## TESTO DELLA PAGINA
+++++

Gli inglesi l’hanno celebrata, insieme alle due figlie, con una statua equestre a Londra, nell’estremità occidentale del ponte di Westminster, così come i francesi hanno fatto con Vercingetorige, erigendogli sculture in varie località: entrambi considerati eroi e alfieri della libertà nazionale. Ma nelle sale del British non troneggia l’antica regina, bensì un imperatore amante della bellezza, del grandioso, della spettacolarità.


Si può seguire la sua vita iniziando da una statua che lo ritrae ragazzino: viso già paffutello, i capelli pettinati secondo la moda, la «bulla» - amuleto dei giovanissimi romani - che gli pende dal collo, un rotolo scritto in una mano (dal Louvre). La madre Agrippina Minore, artefice della sua salita al trono dopo l’adozione da parte dell’imperatore Claudio, appare nella mostra in una statua a figura intera (arriva dalla Centrale Montemartini di Roma) che fa trasparire la sua avvenenza e la forte personalità. Accusata di ansia di potere, è stata vittima del figlio che aveva contribuito a far salire sul trono; ma, all’epoca, chi osteggiava il monarca o minacciava di destituirlo non trovava clemenza (il cristiano Costantino non sarà da meno).


L’accusa di incendiario, tra le altre che vengono attribuite a questo imperatore, è rimessa in discussione, anzi rigettata a Londra. Nerone - ne conviene la maggior parte degli storici moderni - è colui che «approfittò» delle fiamme per realizzare la sua reggia, ma pure il primo piano urbanistico della capitale con materiali ignifughi, strade più larghe, altezza ridotta degli edifici, portici di protezione agli isolati, maggiori punti di approvvigionamento idrico.
Lo stesso Tacito, nettamente ostile alla figura di Nerone, non è sicuro che il grande incendio sia scoppiato dolosamente nel giugno del 64 d.C.; le fiamme si sviluppavano facilmente e continuamente a Roma per l’ossatura lignea di tanti quartieri e il fuoco che alimentava illuminazione, riscaldamento e cottura dei cibi. L’imperatore, che già aveva pensato a ingrandire il palazzo sul Palatino, lo fece incrementare? Sicuramente non era nella capitale quando si propagarono le fiamme e, arrivato di corsa, aprì i suoi giardini per accogliere i sinistrati. Comunque, sempre al dire di Tacito, i suoi provvedimenti «graditi per la loro utilità, portarono anche ornamento e decoro alla nuova città».

+++++

## ISTRUZIONI ESERCIZIO
1: Stampa il passo dell'articolo su Nerone da "Gli inglesi l’hanno" fino a "grandioso, della spettacolarità." compreso.
2: Scrivi il seguito dell'articolo su Nerone, riprendendo subito dopo la sua ultima frase.

+++++

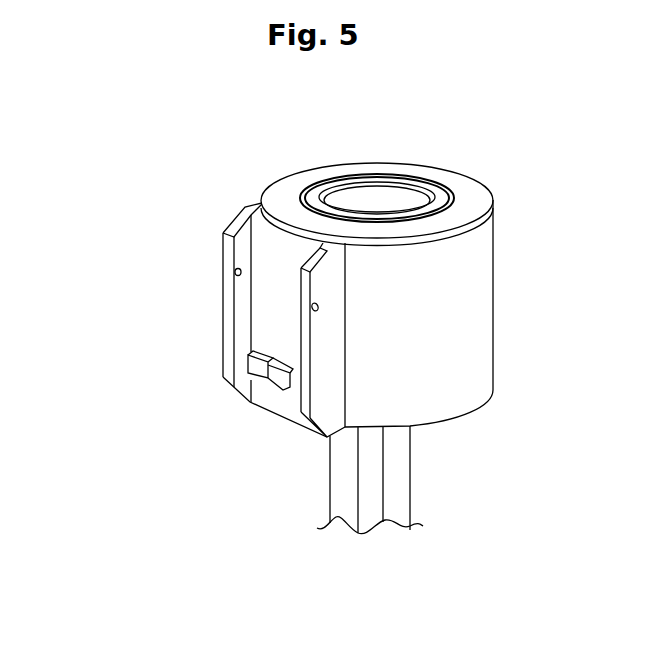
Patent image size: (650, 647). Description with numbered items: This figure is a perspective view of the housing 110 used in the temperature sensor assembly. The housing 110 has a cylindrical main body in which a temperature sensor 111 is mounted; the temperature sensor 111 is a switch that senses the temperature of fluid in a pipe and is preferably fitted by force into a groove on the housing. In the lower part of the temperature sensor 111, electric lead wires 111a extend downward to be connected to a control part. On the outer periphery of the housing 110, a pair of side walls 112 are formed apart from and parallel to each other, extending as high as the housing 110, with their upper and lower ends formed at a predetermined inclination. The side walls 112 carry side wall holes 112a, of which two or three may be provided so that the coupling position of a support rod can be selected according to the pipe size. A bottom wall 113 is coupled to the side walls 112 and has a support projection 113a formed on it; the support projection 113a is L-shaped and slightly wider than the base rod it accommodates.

The housing 110 is at (163, 247).
The temperature sensor 111 is at (393, 190).
The electric lead wires 111a is at (345, 513).
The side walls 112 is at (227, 337).
The side wall holes 112a is at (238, 275).
The bottom wall 113 is at (282, 402).
The support projection 113a is at (259, 368).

+++++

## SOLUZIONI
1:
Gli inglesi l’hanno celebrata, insieme alle due figlie, con una statua equestre a Londra, nell’estremità occidentale del ponte di Westminster, così come i francesi hanno fatto con Vercingetorige, erigendogli sculture in varie località: entrambi considerati eroi e alfieri della libertà nazionale. Ma nelle sale del British non troneggia l’antica regina, bensì un imperatore amante della bellezza, del grandioso, della spettacolarità.

2:
La Domus Aurea fu realizzata su quelle macerie, inglobando proprietà imperiali e case preesistenti, su un’area di decine di ettari (circa 80), che comprendeva Esquilino e Oppio, parte del Celio, Palatino e la valle centrale, dove si scavò un lago artificiale (prosciugato da Vespasiano, vi erigerà il Colosseo).

Si può avere un’idea del fasto ornamentale e della concezione architettonica della Domus neroniana nel cosiddetto Padiglione del Colle Oppio (in origine su due piani): la parte cospicua, e meglio conservata, della dimora arrivata fino a noi. Di giardini, fontane, terme, portici e materiali preziosi, di cui parla il biografo Svetonio, si sono perse le tracce; ma quanto è rimasto intatto delle strutture murarie, fa intuire la grandiosità del progetto e la ricchezza degli apparati decorativi.
In concomitanza con la mostra dedicata alle grottesche e a Raffaello (vedi: “Metti Raffaello a casa di Nerone”), dal 23 giugno l’ala est del complesso, la sola percorribile nella sua interezza, si riaprirà alle visite. Con molte novità.
Eliminati i ponteggi che riempivano gli ambienti, rispristinati molti affreschi, chi entrerà nel palazzo di Nerone ora potrà apprezzarne meglio il progetto e l’esecuzione. Sappiamo che tutto questo edificio, prima che l’imperatore Traiano lo chiudesse per farne il basamento delle sue terme, era inondato di luce: i raggi del sole si riflettevano sulle dorature di stucchi e affreschi, facendo risaltare i colori accesi. Per rievocare la luminosità originaria, si è appena installato un sistema di accensione a tempo, che seguirà lo spostamento dei visitatori.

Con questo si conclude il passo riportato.